■ Direction a: In the listing below, substitute "sectional view" for "cross-sectional view" in the lines from the one containing "Patent image size: (957, 643)." to the one containing "The third absorbent layer 14 is". Return only those lines, with nothing else changed.

■ Excerpt to read:
════
The cache line size is 32 bytes, and lines are fetched from external memory using an efficient pipelined burst transaction. In level one, instruction cache is filled with from level-two cache or from external memory. Also, each instruction byte is analyzed for instruction boundaries to each instruction byte. So, it makes the decoders are able to decode mutiple instructions simultaneously and efficiently.

In the following figure, we can see that the processor cache design takes advantage of sectored organization. Each sector consists of 64 bytes configured as two 32-byte cache lines. The two cache lines of a sector share a common tag but have separate pairs of MESI (Modified, Exclusive, Shared, Invalid) bits that track the state of each cache line.

Here, we have two tables as below. One of them is for read access and the other one is for write access.

  • Type: behaviors that include read or write.
  • Cache state before access: the state of cache before access.
  • Access type: what kinds access type is doing now.
  • Cache state after access: the state of cache after access.

Let's see why we have to fill the cache-line. The processor performs a cache-line fill for any area of system memory defined as cacheable. If an area of system memory is not explicitly defined as uncacheable by the software or system logic, or implicitly treated as uncacheable by the processor, then the memory access is assumed to be cacheable.

Now, lets' talk about cache misses and replaces.

When a cache miss occurs in the L1 cache, the required cache line is filled from either the L2 cache, if the cache line is present (L2 cache hit), or from external memory, if the cache line is not present (L2 cache miss). If the cache line is filled from external memory, the cache line is filled in both the L1 and the L2 caches. Furthermore, here we are going to introduce another two forms of cache misses and associated cache fills can take place a write/read-miss cache fill and a write/read-hit cache fill. In the case of a write/read-miss cache fill, the level-one cache miss is due to a write/read mismatch, in which case the required cache line is filled either from the level-two cache or from external memory, and the level-one cache line within the sector that was not required is marked as invalid. In the case of a write/read-hit cache fill, the address matches the tag, but the requested cache line is marked as invalid. The required level-one cache line is filled from the level-two cache or from external memory, and the level-one cache line within the sector that is not required remains in the same cache state.
════
■ Material supplied:
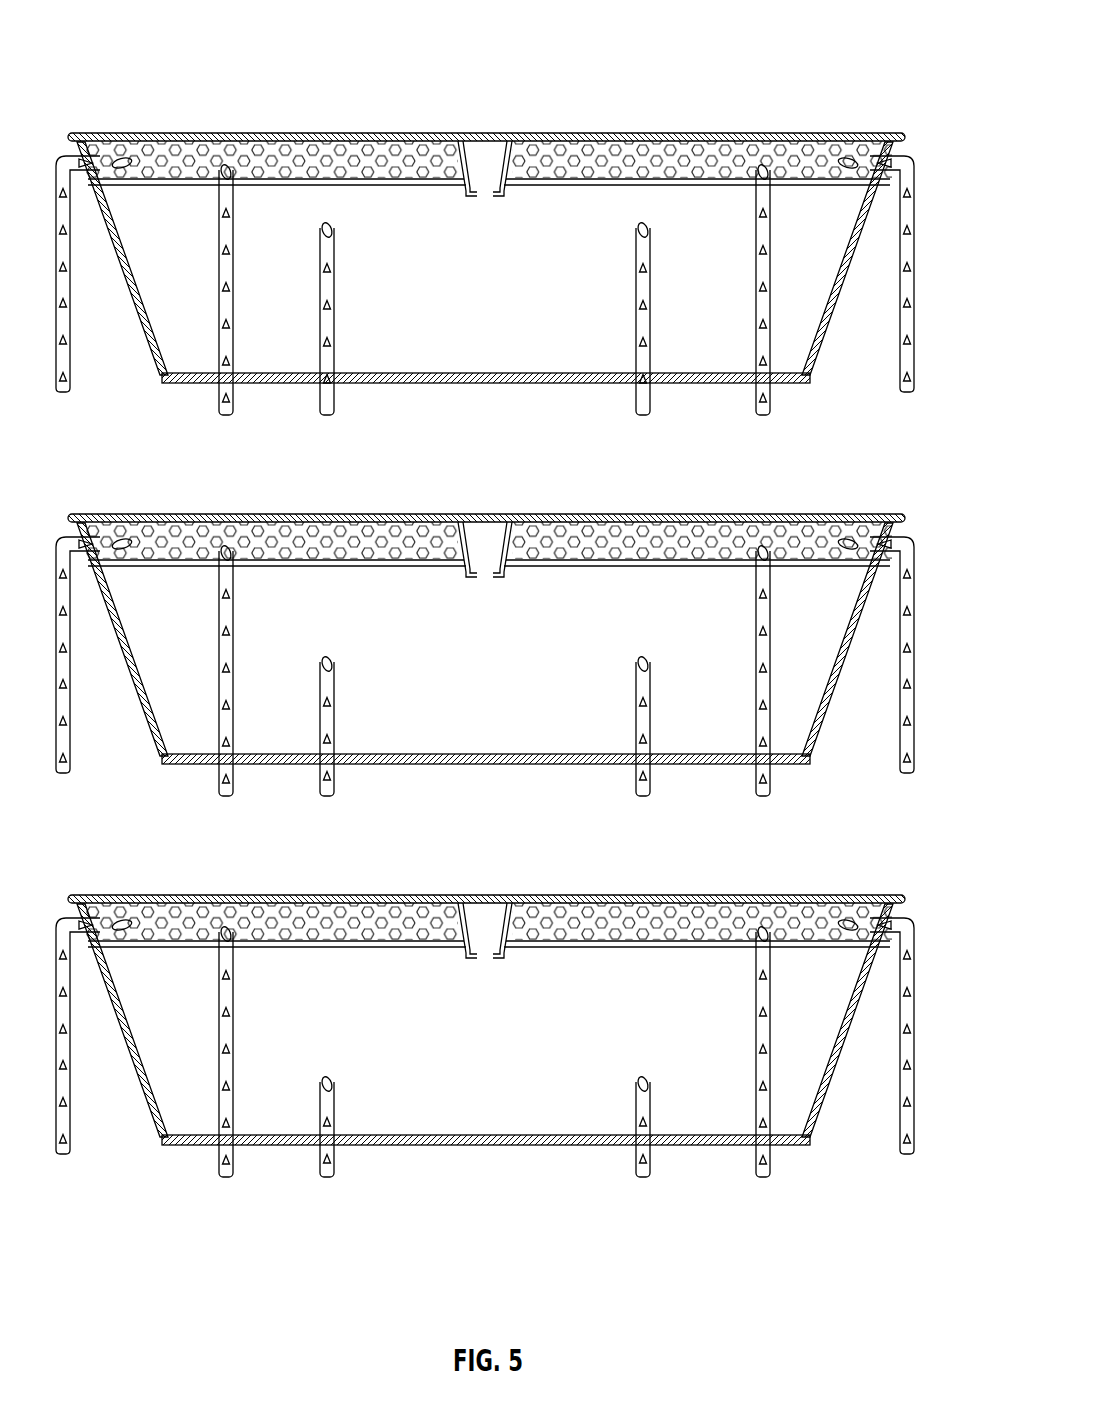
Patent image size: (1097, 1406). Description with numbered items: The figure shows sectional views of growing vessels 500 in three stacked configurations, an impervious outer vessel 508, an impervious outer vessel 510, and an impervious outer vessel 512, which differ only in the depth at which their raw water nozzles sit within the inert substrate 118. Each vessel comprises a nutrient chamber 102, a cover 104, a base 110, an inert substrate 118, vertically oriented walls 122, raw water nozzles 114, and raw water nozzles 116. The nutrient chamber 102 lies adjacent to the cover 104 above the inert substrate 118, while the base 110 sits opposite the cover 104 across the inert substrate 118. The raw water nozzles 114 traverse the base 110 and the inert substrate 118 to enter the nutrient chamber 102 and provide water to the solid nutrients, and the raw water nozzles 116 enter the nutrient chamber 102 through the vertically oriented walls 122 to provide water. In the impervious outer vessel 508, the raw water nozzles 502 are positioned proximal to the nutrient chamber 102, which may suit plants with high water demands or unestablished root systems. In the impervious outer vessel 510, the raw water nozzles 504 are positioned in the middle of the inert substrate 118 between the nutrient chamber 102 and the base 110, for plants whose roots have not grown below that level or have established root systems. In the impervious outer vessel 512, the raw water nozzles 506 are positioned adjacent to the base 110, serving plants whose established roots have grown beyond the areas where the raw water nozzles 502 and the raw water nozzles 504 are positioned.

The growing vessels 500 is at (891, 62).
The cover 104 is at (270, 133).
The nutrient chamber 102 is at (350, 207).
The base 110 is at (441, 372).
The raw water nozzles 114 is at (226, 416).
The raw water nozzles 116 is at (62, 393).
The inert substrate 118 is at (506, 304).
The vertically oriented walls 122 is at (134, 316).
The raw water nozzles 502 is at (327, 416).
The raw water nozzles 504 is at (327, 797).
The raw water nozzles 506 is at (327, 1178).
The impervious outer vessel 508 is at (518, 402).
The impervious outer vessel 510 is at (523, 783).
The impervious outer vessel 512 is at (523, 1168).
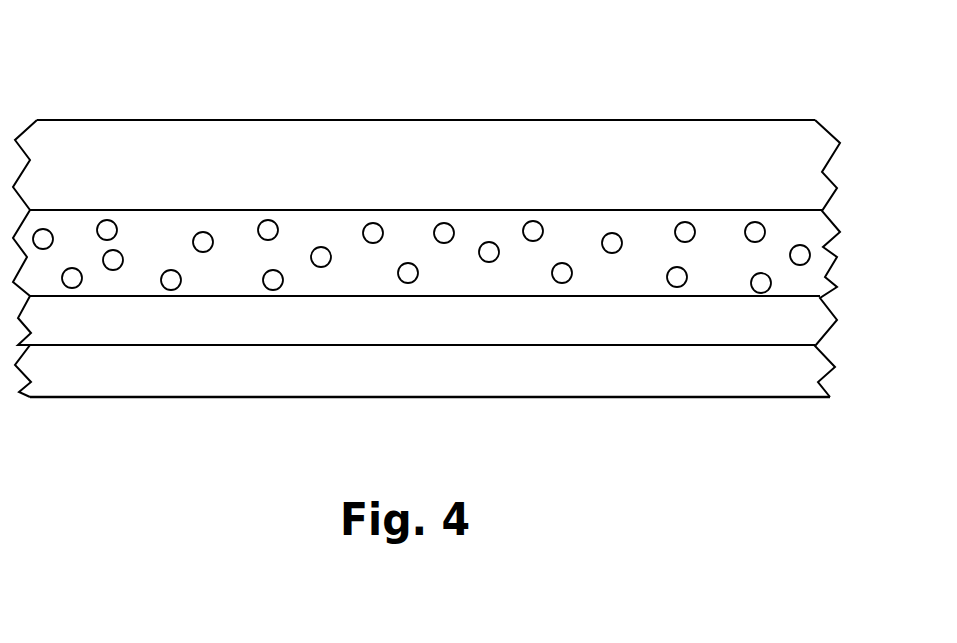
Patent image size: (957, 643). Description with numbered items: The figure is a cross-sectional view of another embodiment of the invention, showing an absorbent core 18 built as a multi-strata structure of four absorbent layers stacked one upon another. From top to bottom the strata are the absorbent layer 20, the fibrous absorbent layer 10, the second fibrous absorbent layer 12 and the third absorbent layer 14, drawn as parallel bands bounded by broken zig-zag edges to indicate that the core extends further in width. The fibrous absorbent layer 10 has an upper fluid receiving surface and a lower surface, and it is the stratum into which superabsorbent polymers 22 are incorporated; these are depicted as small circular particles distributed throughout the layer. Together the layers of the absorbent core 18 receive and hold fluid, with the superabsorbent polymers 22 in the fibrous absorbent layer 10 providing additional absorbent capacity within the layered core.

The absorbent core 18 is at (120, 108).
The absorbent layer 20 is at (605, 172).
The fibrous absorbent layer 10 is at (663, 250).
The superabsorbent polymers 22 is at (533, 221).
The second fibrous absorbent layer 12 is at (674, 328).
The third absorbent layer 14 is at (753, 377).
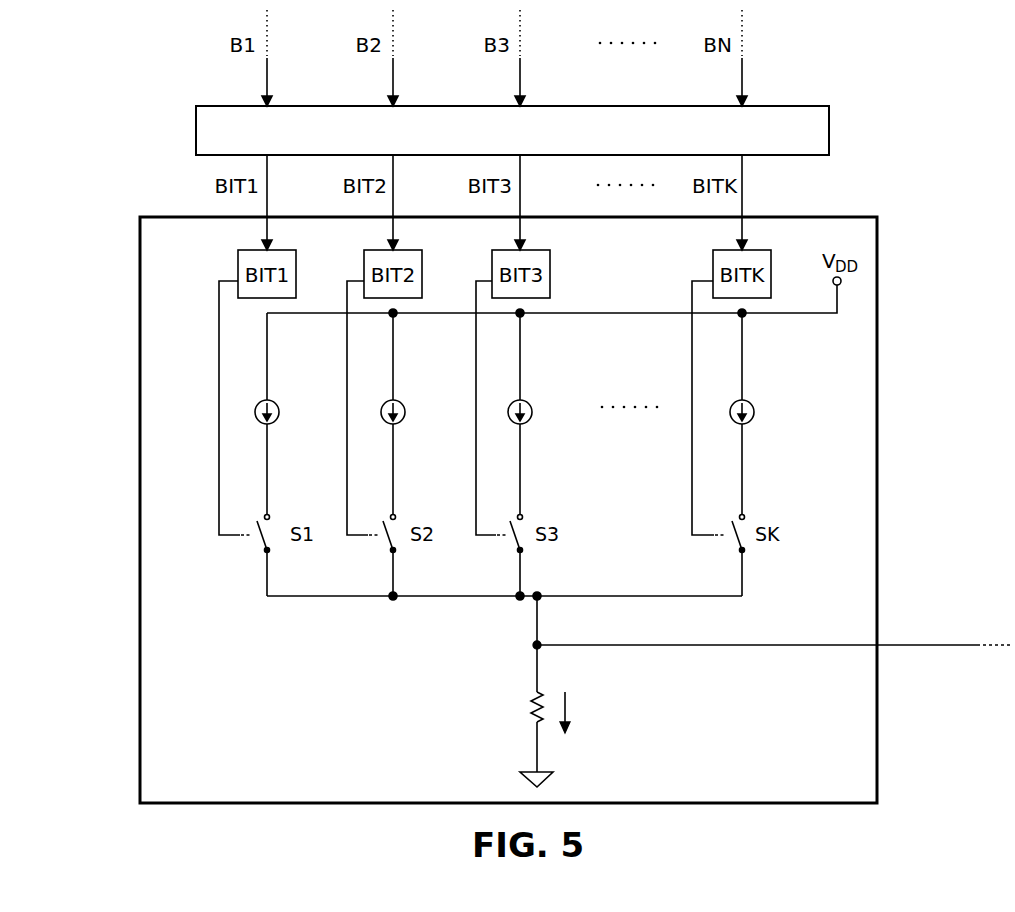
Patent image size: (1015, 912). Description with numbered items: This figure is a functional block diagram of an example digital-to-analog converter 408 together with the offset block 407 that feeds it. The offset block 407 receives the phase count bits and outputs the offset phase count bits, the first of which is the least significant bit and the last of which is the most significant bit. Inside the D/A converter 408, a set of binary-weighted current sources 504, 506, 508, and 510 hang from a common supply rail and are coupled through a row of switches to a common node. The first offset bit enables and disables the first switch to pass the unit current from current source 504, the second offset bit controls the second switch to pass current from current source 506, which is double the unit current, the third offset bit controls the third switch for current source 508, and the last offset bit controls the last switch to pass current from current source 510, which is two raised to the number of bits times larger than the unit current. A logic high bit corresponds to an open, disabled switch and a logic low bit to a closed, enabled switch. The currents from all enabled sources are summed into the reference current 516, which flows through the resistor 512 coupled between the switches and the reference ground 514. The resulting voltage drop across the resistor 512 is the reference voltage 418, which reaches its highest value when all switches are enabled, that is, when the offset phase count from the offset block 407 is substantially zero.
════
■ Direction b: From the text on processor cache design, reproduce word for word the passage from "The cache line size" to "each cache line.".

■ Result a:
Patent image size: (957, 643). Description with numbered items: The figure is a sectional view of another embodiment of the invention, showing an absorbent core 18 built as a multi-strata structure of four absorbent layers stacked one upon another. From top to bottom the strata are the absorbent layer 20, the fibrous absorbent layer 10, the second fibrous absorbent layer 12 and the third absorbent layer 14, drawn as parallel bands bounded by broken zig-zag edges to indicate that the core extends further in width. The fibrous absorbent layer 10 has an upper fluid receiving surface and a lower surface, and it is the stratum into which superabsorbent polymers 22 are incorporated; these are depicted as small circular particles distributed throughout the layer. Together the layers of the absorbent core 18 receive and hold fluid, with the superabsorbent polymers 22 in the fibrous absorbent layer 10 providing additional absorbent capacity within the layered core.

The absorbent core 18 is at (120, 108).
The absorbent layer 20 is at (605, 172).
The fibrous absorbent layer 10 is at (663, 250).
The superabsorbent polymers 22 is at (533, 221).
The second fibrous absorbent layer 12 is at (674, 328).
The third absorbent layer 14 is at (753, 377).

■ Result b:
The cache line size is 32 bytes, and lines are fetched from external memory using an efficient pipelined burst transaction. In level one, instruction cache is filled with from level-two cache or from external memory. Also, each instruction byte is analyzed for instruction boundaries to each instruction byte. So, it makes the decoders are able to decode mutiple instructions simultaneously and efficiently.

In the following figure, we can see that the processor cache design takes advantage of sectored organization. Each sector consists of 64 bytes configured as two 32-byte cache lines. The two cache lines of a sector share a common tag but have separate pairs of MESI (Modified, Exclusive, Shared, Invalid) bits that track the state of each cache line.